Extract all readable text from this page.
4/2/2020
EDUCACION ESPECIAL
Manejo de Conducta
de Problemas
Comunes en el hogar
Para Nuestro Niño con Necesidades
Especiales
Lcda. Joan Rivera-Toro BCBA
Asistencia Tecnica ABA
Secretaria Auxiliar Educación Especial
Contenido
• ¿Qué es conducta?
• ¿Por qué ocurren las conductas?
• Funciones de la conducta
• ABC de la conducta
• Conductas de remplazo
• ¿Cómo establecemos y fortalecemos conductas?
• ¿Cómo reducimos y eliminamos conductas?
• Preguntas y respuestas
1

DIRECTIONS
Find all the lines containing "Cómo" in the material, then copy them.

CORRECT RESPONSE
• ¿Cómo establecemos y fortalecemos conductas?
• ¿Cómo reducimos y eliminamos conductas?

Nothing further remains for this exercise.